» PROVIDED DATA
►

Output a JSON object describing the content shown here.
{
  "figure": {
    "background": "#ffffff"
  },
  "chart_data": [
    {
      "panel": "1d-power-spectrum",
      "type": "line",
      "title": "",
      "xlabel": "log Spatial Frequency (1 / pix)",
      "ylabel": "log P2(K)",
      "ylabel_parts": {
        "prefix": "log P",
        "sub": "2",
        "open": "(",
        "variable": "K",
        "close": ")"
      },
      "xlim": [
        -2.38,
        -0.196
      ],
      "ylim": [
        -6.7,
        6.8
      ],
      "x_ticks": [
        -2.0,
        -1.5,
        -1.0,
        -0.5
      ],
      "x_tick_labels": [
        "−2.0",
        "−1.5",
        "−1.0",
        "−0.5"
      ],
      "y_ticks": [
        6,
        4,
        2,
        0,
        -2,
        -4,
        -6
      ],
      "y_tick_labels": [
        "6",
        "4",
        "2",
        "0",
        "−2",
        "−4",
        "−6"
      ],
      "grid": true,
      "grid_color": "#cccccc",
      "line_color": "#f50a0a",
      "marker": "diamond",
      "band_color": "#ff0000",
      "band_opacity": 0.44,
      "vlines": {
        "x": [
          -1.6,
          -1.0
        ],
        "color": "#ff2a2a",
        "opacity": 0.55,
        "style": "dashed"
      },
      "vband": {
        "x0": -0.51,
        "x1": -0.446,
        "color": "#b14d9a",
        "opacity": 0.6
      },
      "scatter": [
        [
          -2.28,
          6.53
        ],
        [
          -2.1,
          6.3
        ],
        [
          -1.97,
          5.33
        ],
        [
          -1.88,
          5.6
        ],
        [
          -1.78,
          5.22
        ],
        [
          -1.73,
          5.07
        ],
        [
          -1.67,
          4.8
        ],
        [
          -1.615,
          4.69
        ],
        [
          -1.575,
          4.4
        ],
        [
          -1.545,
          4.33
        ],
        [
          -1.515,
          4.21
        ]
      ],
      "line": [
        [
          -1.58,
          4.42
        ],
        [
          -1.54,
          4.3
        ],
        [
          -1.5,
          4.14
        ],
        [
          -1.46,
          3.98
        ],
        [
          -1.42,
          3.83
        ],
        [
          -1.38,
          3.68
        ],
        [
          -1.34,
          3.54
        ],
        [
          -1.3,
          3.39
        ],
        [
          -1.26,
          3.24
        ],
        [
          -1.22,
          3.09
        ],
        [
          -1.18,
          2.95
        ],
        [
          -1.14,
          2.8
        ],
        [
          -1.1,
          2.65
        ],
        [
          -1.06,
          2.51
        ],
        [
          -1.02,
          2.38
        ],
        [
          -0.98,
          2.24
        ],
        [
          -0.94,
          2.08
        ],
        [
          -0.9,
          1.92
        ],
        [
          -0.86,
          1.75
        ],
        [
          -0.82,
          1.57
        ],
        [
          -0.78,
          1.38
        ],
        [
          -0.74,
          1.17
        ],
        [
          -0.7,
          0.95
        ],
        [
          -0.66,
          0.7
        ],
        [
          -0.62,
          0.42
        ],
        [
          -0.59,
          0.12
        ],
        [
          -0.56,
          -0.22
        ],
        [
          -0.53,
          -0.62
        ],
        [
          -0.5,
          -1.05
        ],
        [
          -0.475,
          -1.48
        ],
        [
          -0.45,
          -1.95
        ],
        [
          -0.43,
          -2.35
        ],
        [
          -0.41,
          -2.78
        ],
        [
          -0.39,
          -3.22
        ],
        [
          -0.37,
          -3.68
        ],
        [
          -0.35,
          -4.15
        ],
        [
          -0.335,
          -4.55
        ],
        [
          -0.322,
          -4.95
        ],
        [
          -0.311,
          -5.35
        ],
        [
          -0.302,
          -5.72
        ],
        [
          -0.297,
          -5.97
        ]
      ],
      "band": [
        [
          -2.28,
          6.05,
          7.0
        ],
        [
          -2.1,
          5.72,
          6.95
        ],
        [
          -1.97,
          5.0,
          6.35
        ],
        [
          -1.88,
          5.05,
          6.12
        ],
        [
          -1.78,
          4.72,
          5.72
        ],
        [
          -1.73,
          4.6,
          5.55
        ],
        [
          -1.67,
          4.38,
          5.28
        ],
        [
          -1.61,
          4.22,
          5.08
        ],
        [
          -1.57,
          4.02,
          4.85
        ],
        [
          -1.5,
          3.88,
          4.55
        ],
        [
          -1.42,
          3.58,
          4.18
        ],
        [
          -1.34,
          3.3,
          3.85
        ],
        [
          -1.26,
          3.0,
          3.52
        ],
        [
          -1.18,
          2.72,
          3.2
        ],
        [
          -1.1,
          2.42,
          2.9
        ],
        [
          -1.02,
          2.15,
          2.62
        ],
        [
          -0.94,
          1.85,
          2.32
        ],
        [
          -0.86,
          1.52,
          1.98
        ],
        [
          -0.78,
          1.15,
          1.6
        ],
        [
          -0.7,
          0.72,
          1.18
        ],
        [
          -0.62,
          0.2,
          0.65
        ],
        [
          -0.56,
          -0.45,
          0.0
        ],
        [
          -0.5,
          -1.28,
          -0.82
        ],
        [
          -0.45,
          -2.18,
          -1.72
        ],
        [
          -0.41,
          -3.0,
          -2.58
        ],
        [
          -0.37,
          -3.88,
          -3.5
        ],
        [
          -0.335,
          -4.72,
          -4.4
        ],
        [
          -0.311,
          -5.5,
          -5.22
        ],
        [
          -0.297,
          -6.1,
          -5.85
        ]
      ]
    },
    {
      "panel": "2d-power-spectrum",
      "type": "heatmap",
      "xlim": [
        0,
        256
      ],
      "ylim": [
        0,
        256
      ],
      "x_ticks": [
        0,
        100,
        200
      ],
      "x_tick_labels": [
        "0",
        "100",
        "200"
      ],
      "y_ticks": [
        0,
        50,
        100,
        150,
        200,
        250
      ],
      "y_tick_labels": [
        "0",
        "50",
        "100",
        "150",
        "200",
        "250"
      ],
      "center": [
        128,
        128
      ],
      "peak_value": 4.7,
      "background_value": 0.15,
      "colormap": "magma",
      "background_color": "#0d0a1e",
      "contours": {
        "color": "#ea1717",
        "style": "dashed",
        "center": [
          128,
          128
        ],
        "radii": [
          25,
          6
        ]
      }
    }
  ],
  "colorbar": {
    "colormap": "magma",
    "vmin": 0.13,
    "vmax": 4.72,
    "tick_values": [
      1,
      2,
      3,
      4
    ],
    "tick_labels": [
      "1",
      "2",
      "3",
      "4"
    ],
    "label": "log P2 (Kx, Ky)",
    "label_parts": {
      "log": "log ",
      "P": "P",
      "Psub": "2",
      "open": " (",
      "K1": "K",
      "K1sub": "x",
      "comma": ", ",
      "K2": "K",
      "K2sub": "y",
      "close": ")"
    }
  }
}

◄

» CHALLENGE
Select every line of the material above holding the word "power" and copy it.

» EXPECTED OUTPUT
      "panel": "1d-power-spectrum",
      "panel": "2d-power-spectrum",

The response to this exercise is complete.